**Try it**
List every mitigation measure named in the text on wide-ranging wildlife below.

**Page extract**

As shown by Sawyer et al. in the western USA, even ungulates that are able to get over fences and other linear structures are surprisingly sensitive to variations in the condition of their migratory routes between seasonal ranges. Mule deer that use routes exterior to the more direct interior routes of their winter herd members suffer a 30% decline in survival probability.  It remains unclear why that is, but what is obvious explanation is that the annual cycle of a migrating mule deer operates within a tight physiological tolerance range.  Consequently, when humans disturb habitat and obstruct travel anywhere along an average 73 km migratory route, some impact on mule deer survival is to be expected.

Predators learn, adapt, take opportunities and interact, so managers should too!

close up photo of fox
Photo by Brett Sayles on Pexels.com

For most wildlife species, and especially large vertebrates, surviving in the Anthropocene means adapting to the sprawl of human infrastructure.  Many Northern Hemisphere cities include red foxes as remarkably well adapted urbanites, and the camera trapping work of Parsons et al. in two eastern USA cities shows how good they are at sharing space.  Urbanisation reduces and fragments forest habitat so that remaining options are limited for all species.  Now, red and grey foxes find themselves sharing tight green spaces with bobcats and coyotes, forcing them to interact and coexist to an extent that would never occur outside the suburbs.

Large predators are opportunistic, and as long as they can dodge bullets and learn to avoid poison and traps, they will find ways to exploit the livestock and garbage dumps of humans.  They can however, take more opportunities than are good for them, and that applies especially to wide-ranging species.  Gervasi et al. describe an especially illustrative case in Scandinavia, where the national border between Norway and Sweden means nothing to a wolverine, but a great deal to the wildlife management agencies on either side.  Most rural Norwegians have vehemently negative attitudes towards large predators.  They are especially intolerant of any depredation of their apparently precious yet semi-feral sheep, even with government compensation.  Nevertheless, try as they might, sport hunters and the wildlife agency cannot bring the wolverine population of southern Norway down to their management objective.  That is largely because Swedes are less militant against predators, allow higher densities, and thereby provide a source for a steady flow of wide-ranging wolverines to replace some of those shot on the other side of the border.  In a random sample of six or seven wolverines shot in Norway, one will be an immigrant from Sweden, drawn to the ‘attractive sink’ of low competition and high opportunity created as an unintended consequence of a management mismatch across the line.

If a tree falls in a forest, or a gazelle walks into a fence …

The papers in this Spotlight collectively shine a revealing light on some stark realities.  The technology (satellite-based remote sensing, telemetry, biologging, camera trapping, etc.) for monitoring the movement, behaviour and welfare of wide-ranging animals is well developed, provides accurate data, and is commonly used worldwide.  Studies using that technology consistently find wide-ranging species to be impeded by anthropogenic factors.  Mitigation – such as adapting longline tackle, erecting crossings over fences and roads in key places, removing unnecessary fences, or simply getting managers and stakeholders in neighbouring countries to talk to one another – should be feasible, affordable, and effective.  Achieving adequate implementation remains problematic though, and a major reason is that wide-ranging animals suffer their anthropogenic tragedies in remote places, out of sight of the people who might make a fuss if only they knew they should.  This Spotlight might help.  For wide-ranging species to persist they must be allowed to range freely and, for many species, applied ecologists know where humans are obstructing them and how their populations are being affected.  The global community should know too.

**Dataset**
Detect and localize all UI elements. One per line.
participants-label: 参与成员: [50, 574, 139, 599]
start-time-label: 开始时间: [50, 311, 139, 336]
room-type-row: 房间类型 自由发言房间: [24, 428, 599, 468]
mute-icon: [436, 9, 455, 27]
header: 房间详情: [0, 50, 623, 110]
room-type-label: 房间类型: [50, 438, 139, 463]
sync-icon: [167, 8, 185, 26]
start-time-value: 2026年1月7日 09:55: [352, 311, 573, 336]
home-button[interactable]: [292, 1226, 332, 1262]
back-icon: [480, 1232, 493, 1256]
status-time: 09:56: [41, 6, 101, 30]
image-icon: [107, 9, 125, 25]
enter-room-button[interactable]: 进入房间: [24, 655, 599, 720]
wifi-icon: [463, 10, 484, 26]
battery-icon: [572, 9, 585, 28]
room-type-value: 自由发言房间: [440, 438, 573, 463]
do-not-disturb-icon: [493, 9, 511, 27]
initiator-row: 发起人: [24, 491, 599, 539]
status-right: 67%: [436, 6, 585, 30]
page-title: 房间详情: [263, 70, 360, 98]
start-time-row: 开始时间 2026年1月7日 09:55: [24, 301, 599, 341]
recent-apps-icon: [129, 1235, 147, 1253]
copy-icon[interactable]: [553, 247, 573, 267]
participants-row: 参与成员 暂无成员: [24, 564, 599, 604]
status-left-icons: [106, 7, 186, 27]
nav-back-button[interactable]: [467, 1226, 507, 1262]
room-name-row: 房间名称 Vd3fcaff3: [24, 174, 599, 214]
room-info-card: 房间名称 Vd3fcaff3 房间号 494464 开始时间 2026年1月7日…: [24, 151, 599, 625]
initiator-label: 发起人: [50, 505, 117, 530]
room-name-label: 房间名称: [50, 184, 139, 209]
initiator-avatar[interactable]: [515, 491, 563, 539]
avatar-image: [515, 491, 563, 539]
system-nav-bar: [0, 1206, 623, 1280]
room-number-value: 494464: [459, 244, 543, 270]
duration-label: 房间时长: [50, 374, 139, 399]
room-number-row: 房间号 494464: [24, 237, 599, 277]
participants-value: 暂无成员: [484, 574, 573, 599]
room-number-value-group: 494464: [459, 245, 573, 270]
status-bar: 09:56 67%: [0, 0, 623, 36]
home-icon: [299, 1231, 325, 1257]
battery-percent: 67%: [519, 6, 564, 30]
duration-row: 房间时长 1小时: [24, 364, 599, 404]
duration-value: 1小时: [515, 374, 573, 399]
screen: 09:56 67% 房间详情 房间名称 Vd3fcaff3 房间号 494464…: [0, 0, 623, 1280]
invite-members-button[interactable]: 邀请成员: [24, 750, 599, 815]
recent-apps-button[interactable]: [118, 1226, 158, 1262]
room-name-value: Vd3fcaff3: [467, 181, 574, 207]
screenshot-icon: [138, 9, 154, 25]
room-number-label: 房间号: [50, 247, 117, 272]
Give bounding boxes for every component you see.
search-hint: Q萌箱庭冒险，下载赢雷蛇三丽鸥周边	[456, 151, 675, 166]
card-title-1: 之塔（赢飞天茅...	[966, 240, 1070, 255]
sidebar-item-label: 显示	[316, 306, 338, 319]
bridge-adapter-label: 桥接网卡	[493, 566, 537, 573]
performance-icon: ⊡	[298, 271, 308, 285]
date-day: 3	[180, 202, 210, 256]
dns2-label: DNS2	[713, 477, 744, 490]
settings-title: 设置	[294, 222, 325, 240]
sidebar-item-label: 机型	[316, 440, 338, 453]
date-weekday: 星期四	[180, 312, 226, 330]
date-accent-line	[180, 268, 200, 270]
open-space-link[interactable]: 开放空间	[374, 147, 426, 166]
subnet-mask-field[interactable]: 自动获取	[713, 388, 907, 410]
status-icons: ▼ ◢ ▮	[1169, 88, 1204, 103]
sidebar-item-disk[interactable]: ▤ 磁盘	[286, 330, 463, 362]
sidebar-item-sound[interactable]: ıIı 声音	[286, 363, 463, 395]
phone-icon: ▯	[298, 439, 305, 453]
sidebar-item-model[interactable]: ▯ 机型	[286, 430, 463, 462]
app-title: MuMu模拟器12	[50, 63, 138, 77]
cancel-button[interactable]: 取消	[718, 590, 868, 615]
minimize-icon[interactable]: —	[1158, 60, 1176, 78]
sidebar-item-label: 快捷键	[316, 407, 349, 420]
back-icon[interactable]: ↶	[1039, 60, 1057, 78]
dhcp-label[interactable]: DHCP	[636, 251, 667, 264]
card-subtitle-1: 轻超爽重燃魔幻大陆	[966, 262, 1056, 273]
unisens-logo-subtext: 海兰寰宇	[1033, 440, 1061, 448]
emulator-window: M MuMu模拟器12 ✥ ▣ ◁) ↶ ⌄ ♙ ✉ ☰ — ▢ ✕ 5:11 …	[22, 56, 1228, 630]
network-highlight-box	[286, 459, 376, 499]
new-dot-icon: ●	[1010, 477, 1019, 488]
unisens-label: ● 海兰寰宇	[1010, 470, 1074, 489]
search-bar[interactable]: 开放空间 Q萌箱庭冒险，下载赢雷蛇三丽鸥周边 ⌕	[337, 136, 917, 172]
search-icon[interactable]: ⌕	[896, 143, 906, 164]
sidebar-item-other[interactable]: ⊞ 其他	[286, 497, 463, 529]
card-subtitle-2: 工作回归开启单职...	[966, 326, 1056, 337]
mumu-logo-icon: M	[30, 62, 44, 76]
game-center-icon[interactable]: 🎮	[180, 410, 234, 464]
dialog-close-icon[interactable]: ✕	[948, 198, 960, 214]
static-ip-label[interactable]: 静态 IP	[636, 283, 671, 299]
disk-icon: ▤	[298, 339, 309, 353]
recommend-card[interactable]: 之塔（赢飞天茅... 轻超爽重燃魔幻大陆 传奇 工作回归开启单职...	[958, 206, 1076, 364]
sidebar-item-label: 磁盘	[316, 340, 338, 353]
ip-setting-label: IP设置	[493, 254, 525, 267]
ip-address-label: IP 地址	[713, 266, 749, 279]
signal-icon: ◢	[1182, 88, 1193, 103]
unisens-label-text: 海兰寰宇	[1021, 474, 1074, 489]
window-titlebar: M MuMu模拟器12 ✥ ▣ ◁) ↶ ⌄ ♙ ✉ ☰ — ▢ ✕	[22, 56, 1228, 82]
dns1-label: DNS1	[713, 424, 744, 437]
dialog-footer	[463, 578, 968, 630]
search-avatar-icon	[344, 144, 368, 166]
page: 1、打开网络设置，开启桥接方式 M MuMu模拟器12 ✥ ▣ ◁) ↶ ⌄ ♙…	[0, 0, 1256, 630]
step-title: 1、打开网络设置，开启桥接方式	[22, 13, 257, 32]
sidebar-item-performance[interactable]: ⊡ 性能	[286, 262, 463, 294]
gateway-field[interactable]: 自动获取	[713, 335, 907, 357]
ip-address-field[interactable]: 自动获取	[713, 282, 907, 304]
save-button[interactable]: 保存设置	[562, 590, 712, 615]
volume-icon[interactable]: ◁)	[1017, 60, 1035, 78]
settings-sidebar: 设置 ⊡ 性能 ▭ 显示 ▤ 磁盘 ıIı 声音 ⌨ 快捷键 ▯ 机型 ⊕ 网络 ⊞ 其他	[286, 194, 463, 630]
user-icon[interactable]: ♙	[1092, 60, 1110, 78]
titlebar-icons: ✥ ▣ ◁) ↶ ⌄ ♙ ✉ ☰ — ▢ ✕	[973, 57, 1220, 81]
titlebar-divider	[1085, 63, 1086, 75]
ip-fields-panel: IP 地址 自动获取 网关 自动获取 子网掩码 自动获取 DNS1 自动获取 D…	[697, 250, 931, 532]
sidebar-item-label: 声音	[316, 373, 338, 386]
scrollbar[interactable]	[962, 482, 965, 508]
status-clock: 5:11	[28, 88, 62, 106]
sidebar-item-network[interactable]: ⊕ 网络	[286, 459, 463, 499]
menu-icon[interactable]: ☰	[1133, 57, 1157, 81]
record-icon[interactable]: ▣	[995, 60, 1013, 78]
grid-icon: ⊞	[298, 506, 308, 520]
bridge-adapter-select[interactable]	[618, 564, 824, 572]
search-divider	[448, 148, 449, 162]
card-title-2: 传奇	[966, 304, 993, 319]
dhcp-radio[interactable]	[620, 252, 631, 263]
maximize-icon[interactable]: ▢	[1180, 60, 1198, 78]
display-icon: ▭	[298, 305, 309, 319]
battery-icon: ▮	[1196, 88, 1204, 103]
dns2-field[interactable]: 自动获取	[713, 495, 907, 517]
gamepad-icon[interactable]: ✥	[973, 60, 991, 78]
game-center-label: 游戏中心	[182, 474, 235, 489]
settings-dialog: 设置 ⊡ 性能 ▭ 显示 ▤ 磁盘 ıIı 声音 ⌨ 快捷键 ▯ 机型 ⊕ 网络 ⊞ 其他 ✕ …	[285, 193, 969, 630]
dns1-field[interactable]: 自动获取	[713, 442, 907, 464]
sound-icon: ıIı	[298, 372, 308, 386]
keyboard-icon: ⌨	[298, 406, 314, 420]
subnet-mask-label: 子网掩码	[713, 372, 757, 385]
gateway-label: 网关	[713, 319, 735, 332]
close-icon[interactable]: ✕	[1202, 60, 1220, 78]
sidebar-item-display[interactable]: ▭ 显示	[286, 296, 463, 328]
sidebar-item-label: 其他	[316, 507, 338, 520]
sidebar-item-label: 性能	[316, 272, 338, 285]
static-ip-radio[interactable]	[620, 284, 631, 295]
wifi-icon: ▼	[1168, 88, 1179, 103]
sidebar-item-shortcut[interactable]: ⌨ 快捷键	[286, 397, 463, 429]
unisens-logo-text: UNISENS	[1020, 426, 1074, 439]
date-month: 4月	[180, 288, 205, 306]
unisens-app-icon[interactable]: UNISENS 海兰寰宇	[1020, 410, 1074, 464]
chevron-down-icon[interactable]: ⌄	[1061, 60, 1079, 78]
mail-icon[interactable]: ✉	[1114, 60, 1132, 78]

**Output of the exercise**
- Adapting longline tackle
- Erecting crossings over fences and roads in key places
- Removing unnecessary fences
- Getting managers and stakeholders in neighbouring countries to talk to one another